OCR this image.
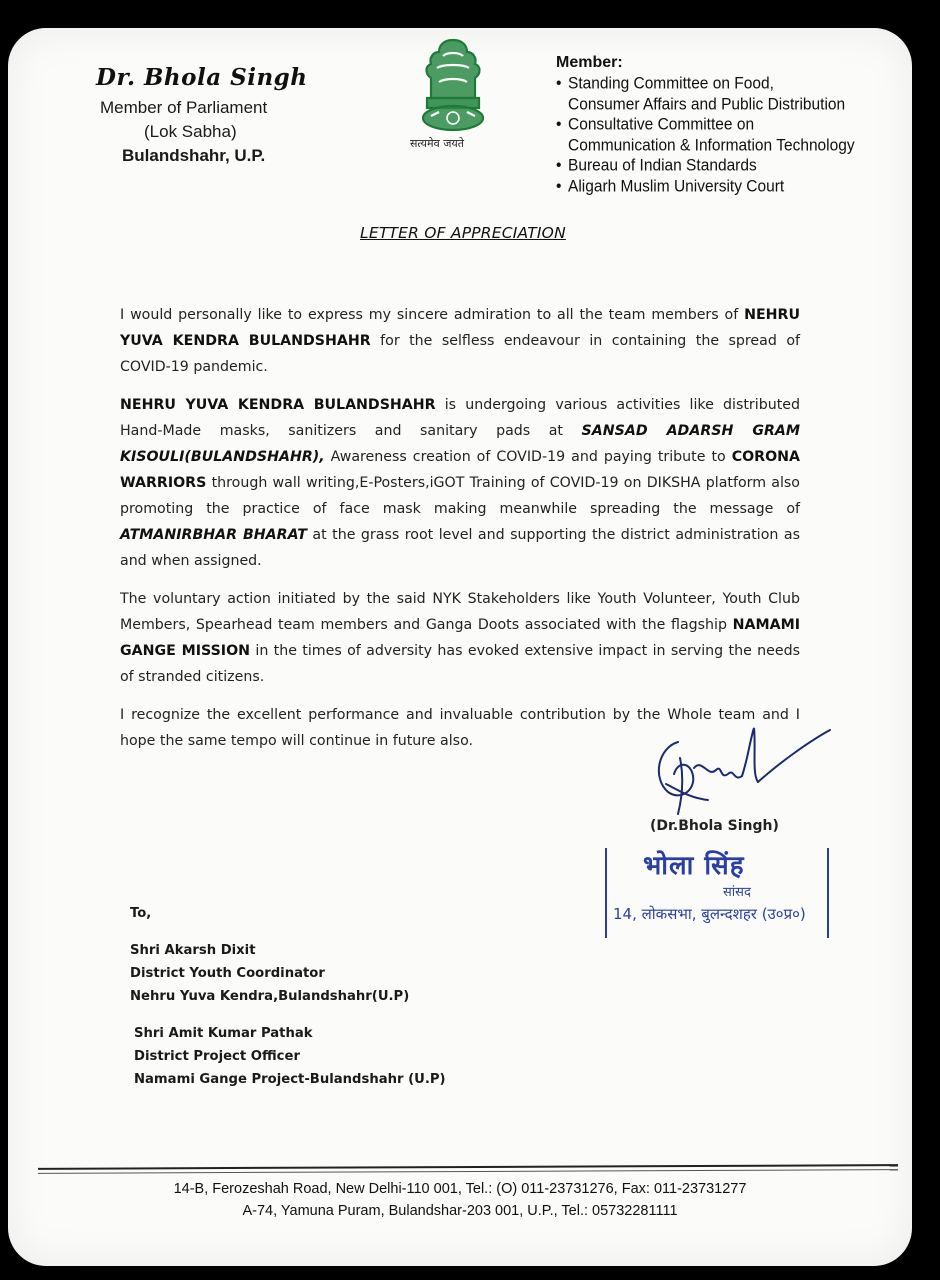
Dr. Bhola Singh
Member of Parliament
(Lok Sabha)
Bulandshahr, U.P.
सत्यमेव जयते
Member:
• Standing Committee on Food,
Consumer Affairs and Public Distribution
• Consultative Committee on
Communication & Information Technology
• Bureau of Indian Standards
• Aligarh Muslim University Court
LETTER OF APPRECIATION

I would personally like to express my sincere admiration to all the team members of NEHRU YUVA KENDRA BULANDSHAHR for the selfless endeavour in containing the spread of COVID-19 pandemic.

NEHRU YUVA KENDRA BULANDSHAHR is undergoing various activities like distributed Hand-Made masks, sanitizers and sanitary pads at SANSAD ADARSH GRAM KISOULI(BULANDSHAHR), Awareness creation of COVID-19 and paying tribute to CORONA WARRIORS through wall writing,E-Posters,iGOT Training of COVID-19 on DIKSHA platform also promoting the practice of face mask making meanwhile spreading the message of ATMANIRBHAR BHARAT at the grass root level and supporting the district administration as and when assigned.

The voluntary action initiated by the said NYK Stakeholders like Youth Volunteer, Youth Club Members, Spearhead team members and Ganga Doots associated with the flagship NAMAMI GANGE MISSION in the times of adversity has evoked extensive impact in serving the needs of stranded citizens.

I recognize the excellent performance and invaluable contribution by the Whole team and I hope the same tempo will continue in future also.

(Dr.Bhola Singh)
भोला सिंह
सांसद
14, लोकसभा, बुलन्दशहर (उ०प्र०)
To,
Shri Akarsh Dixit
District Youth Coordinator
Nehru Yuva Kendra,Bulandshahr(U.P)
Shri Amit Kumar Pathak
District Project Officer
Namami Gange Project-Bulandshahr (U.P)
14-B, Ferozeshah Road, New Delhi-110 001, Tel.: (O) 011-23731276, Fax: 011-23731277
A-74, Yamuna Puram, Bulandshar-203 001, U.P., Tel.: 05732281111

• • • • • • •

■ What you are asked to do: Reproduce all of the data exactly, omitting each picture it holds.

■ Correct answer:
OCR this image.
Dr. Bhola Singh
Member of Parliament
(Lok Sabha)
Bulandshahr, U.P.
सत्यमेव जयते
Member:
• Standing Committee on Food,
Consumer Affairs and Public Distribution
• Consultative Committee on
Communication & Information Technology
• Bureau of Indian Standards
• Aligarh Muslim University Court
LETTER OF APPRECIATION

I would personally like to express my sincere admiration to all the team members of NEHRU YUVA KENDRA BULANDSHAHR for the selfless endeavour in containing the spread of COVID-19 pandemic.

NEHRU YUVA KENDRA BULANDSHAHR is undergoing various activities like distributed Hand-Made masks, sanitizers and sanitary pads at SANSAD ADARSH GRAM KISOULI(BULANDSHAHR), Awareness creation of COVID-19 and paying tribute to CORONA WARRIORS through wall writing,E-Posters,iGOT Training of COVID-19 on DIKSHA platform also promoting the practice of face mask making meanwhile spreading the message of ATMANIRBHAR BHARAT at the grass root level and supporting the district administration as and when assigned.

The voluntary action initiated by the said NYK Stakeholders like Youth Volunteer, Youth Club Members, Spearhead team members and Ganga Doots associated with the flagship NAMAMI GANGE MISSION in the times of adversity has evoked extensive impact in serving the needs of stranded citizens.

I recognize the excellent performance and invaluable contribution by the Whole team and I hope the same tempo will continue in future also.

(Dr.Bhola Singh)
भोला सिंह
सांसद
14, लोकसभा, बुलन्दशहर (उ०प्र०)
To,
Shri Akarsh Dixit
District Youth Coordinator
Nehru Yuva Kendra,Bulandshahr(U.P)
Shri Amit Kumar Pathak
District Project Officer
Namami Gange Project-Bulandshahr (U.P)
14-B, Ferozeshah Road, New Delhi-110 001, Tel.: (O) 011-23731276, Fax: 011-23731277
A-74, Yamuna Puram, Bulandshar-203 001, U.P., Tel.: 05732281111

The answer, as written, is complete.